(Stored data)
**********
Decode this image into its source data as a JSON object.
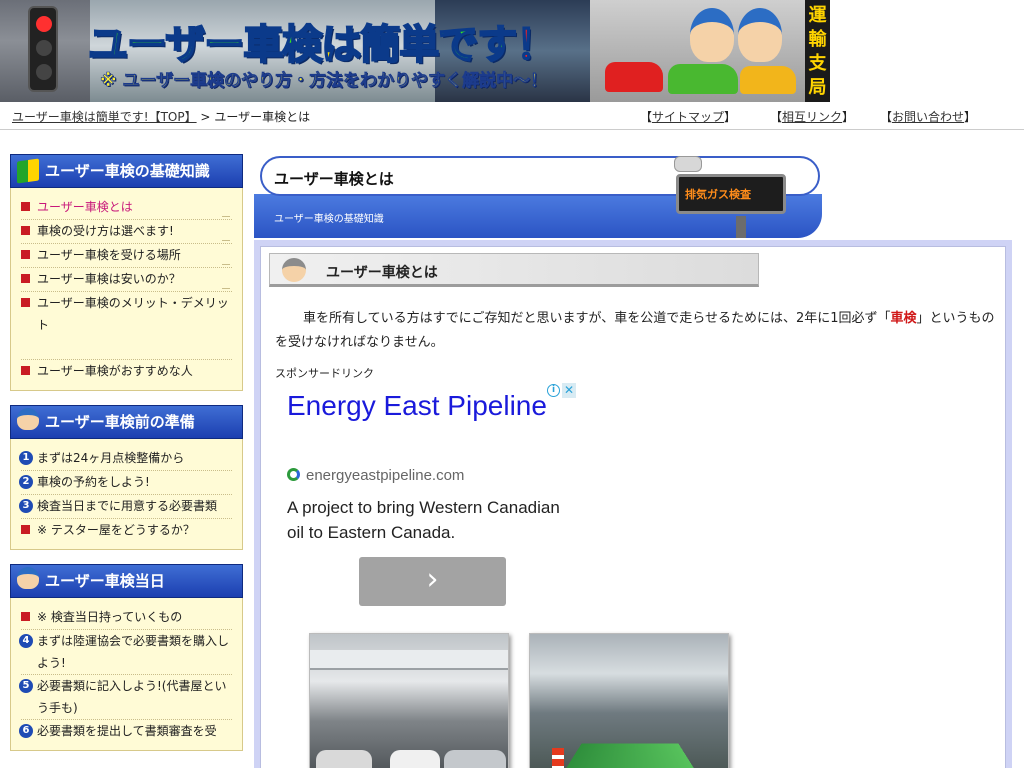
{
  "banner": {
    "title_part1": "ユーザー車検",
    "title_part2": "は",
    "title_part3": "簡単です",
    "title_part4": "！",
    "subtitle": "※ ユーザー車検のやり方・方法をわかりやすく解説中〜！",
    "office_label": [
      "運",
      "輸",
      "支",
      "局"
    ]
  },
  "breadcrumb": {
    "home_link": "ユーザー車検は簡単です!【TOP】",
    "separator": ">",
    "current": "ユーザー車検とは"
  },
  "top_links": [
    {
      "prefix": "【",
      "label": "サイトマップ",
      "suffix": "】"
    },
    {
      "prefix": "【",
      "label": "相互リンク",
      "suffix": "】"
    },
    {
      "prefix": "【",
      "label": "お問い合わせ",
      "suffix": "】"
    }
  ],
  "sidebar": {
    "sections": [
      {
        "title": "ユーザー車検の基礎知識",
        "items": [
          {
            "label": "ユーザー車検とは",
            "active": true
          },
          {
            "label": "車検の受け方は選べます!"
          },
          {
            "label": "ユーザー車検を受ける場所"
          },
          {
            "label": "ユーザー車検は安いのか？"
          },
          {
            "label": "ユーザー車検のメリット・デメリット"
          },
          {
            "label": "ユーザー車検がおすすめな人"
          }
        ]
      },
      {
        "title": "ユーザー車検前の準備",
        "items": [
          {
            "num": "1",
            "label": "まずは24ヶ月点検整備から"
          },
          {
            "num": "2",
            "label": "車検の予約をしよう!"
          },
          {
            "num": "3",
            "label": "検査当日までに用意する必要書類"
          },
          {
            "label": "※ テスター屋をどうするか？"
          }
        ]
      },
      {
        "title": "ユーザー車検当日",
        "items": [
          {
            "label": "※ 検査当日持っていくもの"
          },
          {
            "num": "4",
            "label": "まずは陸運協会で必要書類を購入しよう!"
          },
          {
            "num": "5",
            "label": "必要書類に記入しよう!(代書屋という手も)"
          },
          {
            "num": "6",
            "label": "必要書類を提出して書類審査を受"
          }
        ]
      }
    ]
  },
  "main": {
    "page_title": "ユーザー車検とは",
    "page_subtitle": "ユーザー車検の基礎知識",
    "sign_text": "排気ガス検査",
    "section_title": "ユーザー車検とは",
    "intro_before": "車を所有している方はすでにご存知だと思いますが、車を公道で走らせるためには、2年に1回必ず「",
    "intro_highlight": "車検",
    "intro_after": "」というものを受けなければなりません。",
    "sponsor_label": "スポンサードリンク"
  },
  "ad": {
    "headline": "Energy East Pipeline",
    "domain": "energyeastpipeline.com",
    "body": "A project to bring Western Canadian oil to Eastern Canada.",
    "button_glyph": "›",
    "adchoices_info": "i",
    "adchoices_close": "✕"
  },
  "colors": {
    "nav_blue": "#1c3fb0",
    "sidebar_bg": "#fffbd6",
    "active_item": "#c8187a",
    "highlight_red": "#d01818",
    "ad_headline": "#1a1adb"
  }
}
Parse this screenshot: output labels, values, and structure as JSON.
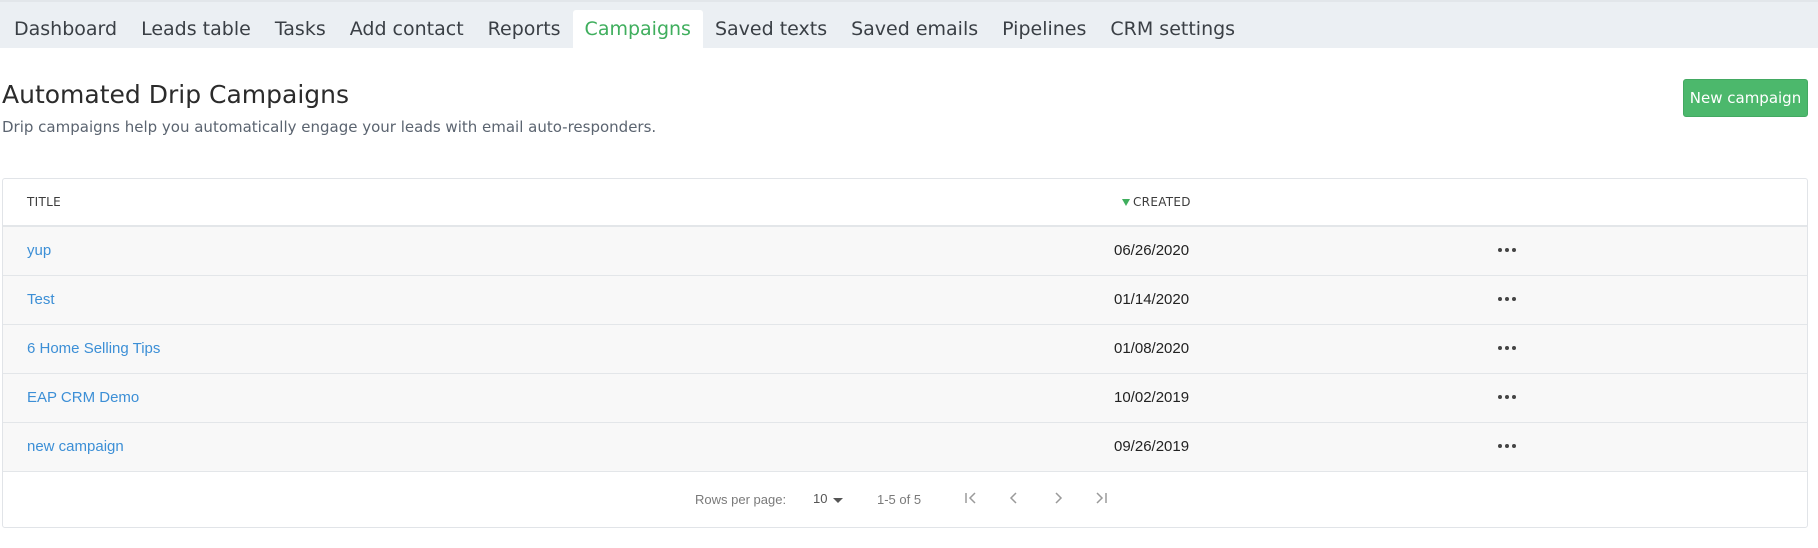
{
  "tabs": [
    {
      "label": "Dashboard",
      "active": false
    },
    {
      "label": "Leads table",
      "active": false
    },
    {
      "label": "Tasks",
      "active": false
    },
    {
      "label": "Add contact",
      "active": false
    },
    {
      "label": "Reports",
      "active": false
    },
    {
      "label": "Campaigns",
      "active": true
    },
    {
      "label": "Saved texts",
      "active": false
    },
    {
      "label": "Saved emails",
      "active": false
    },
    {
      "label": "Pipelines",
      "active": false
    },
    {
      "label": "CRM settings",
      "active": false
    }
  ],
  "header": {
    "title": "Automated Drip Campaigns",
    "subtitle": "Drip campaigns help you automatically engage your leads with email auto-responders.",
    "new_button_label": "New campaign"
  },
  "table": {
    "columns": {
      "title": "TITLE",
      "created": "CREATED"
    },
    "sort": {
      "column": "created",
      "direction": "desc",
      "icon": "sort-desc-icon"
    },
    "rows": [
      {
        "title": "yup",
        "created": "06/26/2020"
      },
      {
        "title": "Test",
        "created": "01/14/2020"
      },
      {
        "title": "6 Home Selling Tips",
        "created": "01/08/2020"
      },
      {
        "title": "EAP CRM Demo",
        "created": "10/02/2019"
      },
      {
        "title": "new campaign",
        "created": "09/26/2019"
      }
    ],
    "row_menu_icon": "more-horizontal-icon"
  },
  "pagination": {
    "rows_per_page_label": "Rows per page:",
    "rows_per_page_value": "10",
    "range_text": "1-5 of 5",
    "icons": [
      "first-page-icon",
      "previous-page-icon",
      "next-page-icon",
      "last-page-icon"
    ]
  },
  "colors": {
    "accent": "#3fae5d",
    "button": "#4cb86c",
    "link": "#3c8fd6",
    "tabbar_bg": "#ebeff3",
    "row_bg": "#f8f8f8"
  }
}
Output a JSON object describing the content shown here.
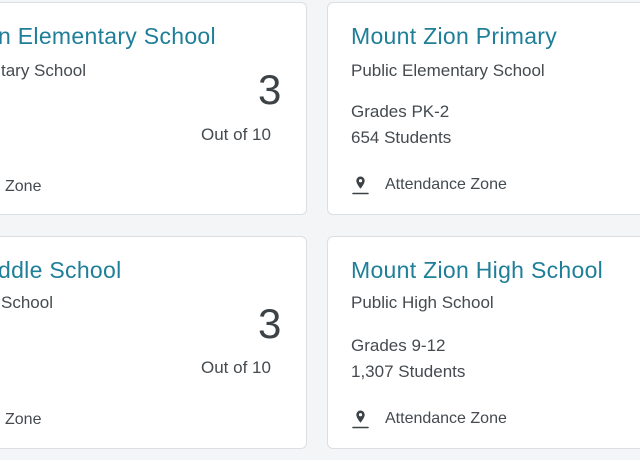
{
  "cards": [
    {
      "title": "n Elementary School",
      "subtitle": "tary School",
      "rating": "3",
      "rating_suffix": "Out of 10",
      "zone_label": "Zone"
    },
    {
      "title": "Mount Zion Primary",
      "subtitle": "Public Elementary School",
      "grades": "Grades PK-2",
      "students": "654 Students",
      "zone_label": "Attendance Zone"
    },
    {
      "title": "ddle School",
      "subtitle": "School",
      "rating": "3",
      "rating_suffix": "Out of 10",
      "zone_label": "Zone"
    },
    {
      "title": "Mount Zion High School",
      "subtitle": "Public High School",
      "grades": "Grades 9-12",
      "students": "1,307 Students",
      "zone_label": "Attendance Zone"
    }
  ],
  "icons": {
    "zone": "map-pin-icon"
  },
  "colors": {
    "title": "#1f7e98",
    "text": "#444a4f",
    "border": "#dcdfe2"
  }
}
**********
**Challenge:**
Every line of the data above should be quoted exactly. Omit the pictures.

**Finished task:**
Decode this image into its source data as a JSON object.
{
  "banner": {
    "title_part1": "ユーザー車検",
    "title_part2": "は",
    "title_part3": "簡単です",
    "title_part4": "！",
    "subtitle": "※ ユーザー車検のやり方・方法をわかりやすく解説中〜！",
    "office_label": [
      "運",
      "輸",
      "支",
      "局"
    ]
  },
  "breadcrumb": {
    "home_link": "ユーザー車検は簡単です!【TOP】",
    "separator": ">",
    "current": "ユーザー車検とは"
  },
  "top_links": [
    {
      "prefix": "【",
      "label": "サイトマップ",
      "suffix": "】"
    },
    {
      "prefix": "【",
      "label": "相互リンク",
      "suffix": "】"
    },
    {
      "prefix": "【",
      "label": "お問い合わせ",
      "suffix": "】"
    }
  ],
  "sidebar": {
    "sections": [
      {
        "title": "ユーザー車検の基礎知識",
        "items": [
          {
            "label": "ユーザー車検とは",
            "active": true
          },
          {
            "label": "車検の受け方は選べます!"
          },
          {
            "label": "ユーザー車検を受ける場所"
          },
          {
            "label": "ユーザー車検は安いのか？"
          },
          {
            "label": "ユーザー車検のメリット・デメリット"
          },
          {
            "label": "ユーザー車検がおすすめな人"
          }
        ]
      },
      {
        "title": "ユーザー車検前の準備",
        "items": [
          {
            "num": "1",
            "label": "まずは24ヶ月点検整備から"
          },
          {
            "num": "2",
            "label": "車検の予約をしよう!"
          },
          {
            "num": "3",
            "label": "検査当日までに用意する必要書類"
          },
          {
            "label": "※ テスター屋をどうするか？"
          }
        ]
      },
      {
        "title": "ユーザー車検当日",
        "items": [
          {
            "label": "※ 検査当日持っていくもの"
          },
          {
            "num": "4",
            "label": "まずは陸運協会で必要書類を購入しよう!"
          },
          {
            "num": "5",
            "label": "必要書類に記入しよう!(代書屋という手も)"
          },
          {
            "num": "6",
            "label": "必要書類を提出して書類審査を受"
          }
        ]
      }
    ]
  },
  "main": {
    "page_title": "ユーザー車検とは",
    "page_subtitle": "ユーザー車検の基礎知識",
    "sign_text": "排気ガス検査",
    "section_title": "ユーザー車検とは",
    "intro_before": "車を所有している方はすでにご存知だと思いますが、車を公道で走らせるためには、2年に1回必ず「",
    "intro_highlight": "車検",
    "intro_after": "」というものを受けなければなりません。",
    "sponsor_label": "スポンサードリンク"
  },
  "ad": {
    "headline": "Energy East Pipeline",
    "domain": "energyeastpipeline.com",
    "body": "A project to bring Western Canadian oil to Eastern Canada.",
    "button_glyph": "›",
    "adchoices_info": "i",
    "adchoices_close": "✕"
  },
  "colors": {
    "nav_blue": "#1c3fb0",
    "sidebar_bg": "#fffbd6",
    "active_item": "#c8187a",
    "highlight_red": "#d01818",
    "ad_headline": "#1a1adb"
  }
}
Parse this screenshot: output labels, values, and structure as JSON.
{
  "tabs": [
    {
      "label": "Dashboard",
      "active": false
    },
    {
      "label": "Leads table",
      "active": false
    },
    {
      "label": "Tasks",
      "active": false
    },
    {
      "label": "Add contact",
      "active": false
    },
    {
      "label": "Reports",
      "active": false
    },
    {
      "label": "Campaigns",
      "active": true
    },
    {
      "label": "Saved texts",
      "active": false
    },
    {
      "label": "Saved emails",
      "active": false
    },
    {
      "label": "Pipelines",
      "active": false
    },
    {
      "label": "CRM settings",
      "active": false
    }
  ],
  "header": {
    "title": "Automated Drip Campaigns",
    "subtitle": "Drip campaigns help you automatically engage your leads with email auto-responders.",
    "new_button_label": "New campaign"
  },
  "table": {
    "columns": {
      "title": "TITLE",
      "created": "CREATED"
    },
    "sort": {
      "column": "created",
      "direction": "desc",
      "icon": "sort-desc-icon"
    },
    "rows": [
      {
        "title": "yup",
        "created": "06/26/2020"
      },
      {
        "title": "Test",
        "created": "01/14/2020"
      },
      {
        "title": "6 Home Selling Tips",
        "created": "01/08/2020"
      },
      {
        "title": "EAP CRM Demo",
        "created": "10/02/2019"
      },
      {
        "title": "new campaign",
        "created": "09/26/2019"
      }
    ],
    "row_menu_icon": "more-horizontal-icon"
  },
  "pagination": {
    "rows_per_page_label": "Rows per page:",
    "rows_per_page_value": "10",
    "range_text": "1-5 of 5",
    "icons": [
      "first-page-icon",
      "previous-page-icon",
      "next-page-icon",
      "last-page-icon"
    ]
  },
  "colors": {
    "accent": "#3fae5d",
    "button": "#4cb86c",
    "link": "#3c8fd6",
    "tabbar_bg": "#ebeff3",
    "row_bg": "#f8f8f8"
  }
}
Output a JSON object describing the content shown here.
{
  "cards": [
    {
      "title": "n Elementary School",
      "subtitle": "tary School",
      "rating": "3",
      "rating_suffix": "Out of 10",
      "zone_label": "Zone"
    },
    {
      "title": "Mount Zion Primary",
      "subtitle": "Public Elementary School",
      "grades": "Grades PK-2",
      "students": "654 Students",
      "zone_label": "Attendance Zone"
    },
    {
      "title": "ddle School",
      "subtitle": "School",
      "rating": "3",
      "rating_suffix": "Out of 10",
      "zone_label": "Zone"
    },
    {
      "title": "Mount Zion High School",
      "subtitle": "Public High School",
      "grades": "Grades 9-12",
      "students": "1,307 Students",
      "zone_label": "Attendance Zone"
    }
  ],
  "icons": {
    "zone": "map-pin-icon"
  },
  "colors": {
    "title": "#1f7e98",
    "text": "#444a4f",
    "border": "#dcdfe2"
  }
}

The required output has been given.